Find every line in the records below that holds the word "labels" and copy it.

(Figure data in JSON)
---
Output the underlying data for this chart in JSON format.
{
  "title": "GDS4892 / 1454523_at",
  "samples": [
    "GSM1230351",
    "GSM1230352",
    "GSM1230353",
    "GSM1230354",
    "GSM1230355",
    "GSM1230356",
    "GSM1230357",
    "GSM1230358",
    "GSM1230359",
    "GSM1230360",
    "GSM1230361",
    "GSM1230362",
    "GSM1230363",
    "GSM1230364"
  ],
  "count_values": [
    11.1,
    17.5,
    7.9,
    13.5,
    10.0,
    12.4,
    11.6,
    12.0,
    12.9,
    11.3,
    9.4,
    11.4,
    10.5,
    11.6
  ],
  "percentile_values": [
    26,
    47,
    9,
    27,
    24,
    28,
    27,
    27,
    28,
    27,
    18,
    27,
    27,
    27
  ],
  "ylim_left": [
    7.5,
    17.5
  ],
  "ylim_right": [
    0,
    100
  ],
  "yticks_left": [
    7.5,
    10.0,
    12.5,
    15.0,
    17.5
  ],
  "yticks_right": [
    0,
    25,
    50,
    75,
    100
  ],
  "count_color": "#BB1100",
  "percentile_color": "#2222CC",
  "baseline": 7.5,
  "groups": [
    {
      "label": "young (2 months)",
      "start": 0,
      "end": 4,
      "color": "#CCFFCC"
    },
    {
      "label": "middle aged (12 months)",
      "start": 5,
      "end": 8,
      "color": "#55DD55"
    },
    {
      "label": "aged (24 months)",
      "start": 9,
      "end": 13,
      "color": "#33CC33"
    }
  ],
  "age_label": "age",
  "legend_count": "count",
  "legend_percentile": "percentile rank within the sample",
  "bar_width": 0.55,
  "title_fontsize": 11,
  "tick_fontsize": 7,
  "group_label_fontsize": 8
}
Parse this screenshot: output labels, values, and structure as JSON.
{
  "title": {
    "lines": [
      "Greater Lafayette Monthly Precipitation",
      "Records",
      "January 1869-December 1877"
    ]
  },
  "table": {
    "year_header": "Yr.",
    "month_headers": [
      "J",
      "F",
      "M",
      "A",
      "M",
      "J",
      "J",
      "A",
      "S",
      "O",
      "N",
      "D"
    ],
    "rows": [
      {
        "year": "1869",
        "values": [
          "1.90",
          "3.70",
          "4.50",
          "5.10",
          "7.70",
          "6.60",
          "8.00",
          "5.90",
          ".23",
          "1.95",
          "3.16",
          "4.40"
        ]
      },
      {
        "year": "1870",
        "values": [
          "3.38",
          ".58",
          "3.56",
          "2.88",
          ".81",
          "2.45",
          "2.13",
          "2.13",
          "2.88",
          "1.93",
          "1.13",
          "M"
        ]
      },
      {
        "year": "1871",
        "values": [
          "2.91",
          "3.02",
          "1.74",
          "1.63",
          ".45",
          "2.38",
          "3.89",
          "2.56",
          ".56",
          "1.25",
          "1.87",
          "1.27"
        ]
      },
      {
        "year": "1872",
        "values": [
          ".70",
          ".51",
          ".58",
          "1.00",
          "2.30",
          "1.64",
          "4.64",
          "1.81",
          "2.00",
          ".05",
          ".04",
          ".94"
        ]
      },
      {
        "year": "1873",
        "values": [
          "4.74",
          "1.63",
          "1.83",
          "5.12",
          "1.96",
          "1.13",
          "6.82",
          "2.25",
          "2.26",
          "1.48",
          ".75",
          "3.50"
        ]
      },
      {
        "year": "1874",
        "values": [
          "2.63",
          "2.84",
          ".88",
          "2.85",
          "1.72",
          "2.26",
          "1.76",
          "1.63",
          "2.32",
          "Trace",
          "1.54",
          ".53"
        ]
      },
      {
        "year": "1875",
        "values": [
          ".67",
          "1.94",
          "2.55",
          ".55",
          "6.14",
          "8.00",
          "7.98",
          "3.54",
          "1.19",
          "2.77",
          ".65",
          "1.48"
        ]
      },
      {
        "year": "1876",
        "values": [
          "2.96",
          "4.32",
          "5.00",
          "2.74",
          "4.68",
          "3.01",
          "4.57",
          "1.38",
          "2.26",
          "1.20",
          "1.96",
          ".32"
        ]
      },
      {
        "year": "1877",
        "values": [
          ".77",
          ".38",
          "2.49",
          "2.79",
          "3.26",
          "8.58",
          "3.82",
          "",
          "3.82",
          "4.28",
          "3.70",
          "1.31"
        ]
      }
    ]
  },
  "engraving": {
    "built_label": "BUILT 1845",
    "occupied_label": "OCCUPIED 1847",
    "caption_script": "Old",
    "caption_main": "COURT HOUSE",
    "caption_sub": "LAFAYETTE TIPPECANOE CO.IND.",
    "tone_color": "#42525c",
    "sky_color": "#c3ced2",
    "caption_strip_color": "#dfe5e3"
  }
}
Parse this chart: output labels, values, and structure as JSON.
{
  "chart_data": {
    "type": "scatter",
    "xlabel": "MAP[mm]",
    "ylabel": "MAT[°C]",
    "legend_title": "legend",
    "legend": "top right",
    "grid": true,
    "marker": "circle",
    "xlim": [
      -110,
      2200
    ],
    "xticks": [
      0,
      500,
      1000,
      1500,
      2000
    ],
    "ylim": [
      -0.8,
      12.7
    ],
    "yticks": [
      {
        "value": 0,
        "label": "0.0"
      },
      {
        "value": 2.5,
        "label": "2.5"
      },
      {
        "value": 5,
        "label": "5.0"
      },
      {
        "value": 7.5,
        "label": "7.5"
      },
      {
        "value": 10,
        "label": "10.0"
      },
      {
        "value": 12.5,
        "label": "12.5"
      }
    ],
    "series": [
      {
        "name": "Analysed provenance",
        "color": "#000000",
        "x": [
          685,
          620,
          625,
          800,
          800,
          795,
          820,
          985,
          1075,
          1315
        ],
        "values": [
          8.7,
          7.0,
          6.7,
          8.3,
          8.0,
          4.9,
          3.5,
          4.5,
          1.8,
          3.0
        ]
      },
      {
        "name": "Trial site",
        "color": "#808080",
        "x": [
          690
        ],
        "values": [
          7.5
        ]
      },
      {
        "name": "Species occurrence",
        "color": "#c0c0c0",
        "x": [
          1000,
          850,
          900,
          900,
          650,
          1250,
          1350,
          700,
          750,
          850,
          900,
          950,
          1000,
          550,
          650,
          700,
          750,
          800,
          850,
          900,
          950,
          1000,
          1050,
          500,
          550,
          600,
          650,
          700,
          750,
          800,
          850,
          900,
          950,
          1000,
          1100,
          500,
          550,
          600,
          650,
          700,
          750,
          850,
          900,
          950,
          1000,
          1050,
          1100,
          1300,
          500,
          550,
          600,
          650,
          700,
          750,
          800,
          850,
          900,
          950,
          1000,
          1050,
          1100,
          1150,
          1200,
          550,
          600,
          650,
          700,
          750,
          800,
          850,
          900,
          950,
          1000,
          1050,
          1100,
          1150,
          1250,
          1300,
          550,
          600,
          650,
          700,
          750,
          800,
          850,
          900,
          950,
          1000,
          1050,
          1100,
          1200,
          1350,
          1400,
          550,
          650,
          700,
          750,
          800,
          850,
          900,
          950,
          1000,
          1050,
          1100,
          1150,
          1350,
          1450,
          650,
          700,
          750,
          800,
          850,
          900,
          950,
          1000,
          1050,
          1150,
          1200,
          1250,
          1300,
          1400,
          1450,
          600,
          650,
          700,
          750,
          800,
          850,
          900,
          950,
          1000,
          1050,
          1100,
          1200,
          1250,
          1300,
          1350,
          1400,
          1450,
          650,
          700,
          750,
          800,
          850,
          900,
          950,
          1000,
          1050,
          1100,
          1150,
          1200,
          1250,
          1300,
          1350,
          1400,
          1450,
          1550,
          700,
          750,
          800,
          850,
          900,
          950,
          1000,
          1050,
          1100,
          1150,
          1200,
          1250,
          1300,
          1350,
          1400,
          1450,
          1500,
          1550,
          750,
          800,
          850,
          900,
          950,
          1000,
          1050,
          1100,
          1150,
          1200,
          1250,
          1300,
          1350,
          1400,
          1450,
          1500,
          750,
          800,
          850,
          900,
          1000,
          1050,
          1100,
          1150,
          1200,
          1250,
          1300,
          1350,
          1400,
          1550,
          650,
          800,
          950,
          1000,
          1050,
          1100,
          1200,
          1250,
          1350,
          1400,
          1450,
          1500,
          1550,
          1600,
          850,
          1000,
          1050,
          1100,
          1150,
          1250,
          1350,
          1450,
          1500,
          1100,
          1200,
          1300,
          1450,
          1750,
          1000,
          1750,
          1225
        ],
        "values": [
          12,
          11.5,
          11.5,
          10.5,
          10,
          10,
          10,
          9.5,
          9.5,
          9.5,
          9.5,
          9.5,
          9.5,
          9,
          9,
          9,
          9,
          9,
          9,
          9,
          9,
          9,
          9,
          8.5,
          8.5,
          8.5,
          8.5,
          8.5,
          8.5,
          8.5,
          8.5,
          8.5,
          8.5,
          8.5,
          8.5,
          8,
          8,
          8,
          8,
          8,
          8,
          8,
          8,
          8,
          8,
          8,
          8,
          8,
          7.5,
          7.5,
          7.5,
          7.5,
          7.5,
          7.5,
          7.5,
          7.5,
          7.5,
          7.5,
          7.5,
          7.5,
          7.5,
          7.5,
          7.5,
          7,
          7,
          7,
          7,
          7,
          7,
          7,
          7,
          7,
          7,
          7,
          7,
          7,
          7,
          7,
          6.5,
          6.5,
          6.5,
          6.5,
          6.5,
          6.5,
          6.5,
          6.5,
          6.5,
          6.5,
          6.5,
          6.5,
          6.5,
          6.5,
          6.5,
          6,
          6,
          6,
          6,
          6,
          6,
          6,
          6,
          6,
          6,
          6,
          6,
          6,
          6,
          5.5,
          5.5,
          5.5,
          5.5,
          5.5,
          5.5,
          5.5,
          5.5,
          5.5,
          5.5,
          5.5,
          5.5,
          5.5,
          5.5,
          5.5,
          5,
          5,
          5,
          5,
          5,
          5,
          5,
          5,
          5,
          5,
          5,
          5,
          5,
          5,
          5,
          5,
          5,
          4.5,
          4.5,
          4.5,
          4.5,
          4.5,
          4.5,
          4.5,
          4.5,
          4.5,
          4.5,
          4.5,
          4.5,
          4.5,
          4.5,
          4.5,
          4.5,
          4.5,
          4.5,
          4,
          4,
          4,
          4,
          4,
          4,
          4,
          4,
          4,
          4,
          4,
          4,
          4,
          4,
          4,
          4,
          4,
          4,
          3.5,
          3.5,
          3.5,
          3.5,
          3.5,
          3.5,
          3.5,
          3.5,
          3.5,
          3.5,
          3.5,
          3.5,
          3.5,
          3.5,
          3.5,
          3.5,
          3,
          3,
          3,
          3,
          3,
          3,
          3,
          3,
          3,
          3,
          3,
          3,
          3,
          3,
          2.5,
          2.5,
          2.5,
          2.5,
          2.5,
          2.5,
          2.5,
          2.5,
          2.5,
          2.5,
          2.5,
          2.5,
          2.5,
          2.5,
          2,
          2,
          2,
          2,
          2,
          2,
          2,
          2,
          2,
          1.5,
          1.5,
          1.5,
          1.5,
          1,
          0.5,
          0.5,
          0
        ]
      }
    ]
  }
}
---
_Solution for this problem_
Parse this screenshot: output labels, values, and structure as JSON.
Parse this chart: output labels, values, and structure as JSON.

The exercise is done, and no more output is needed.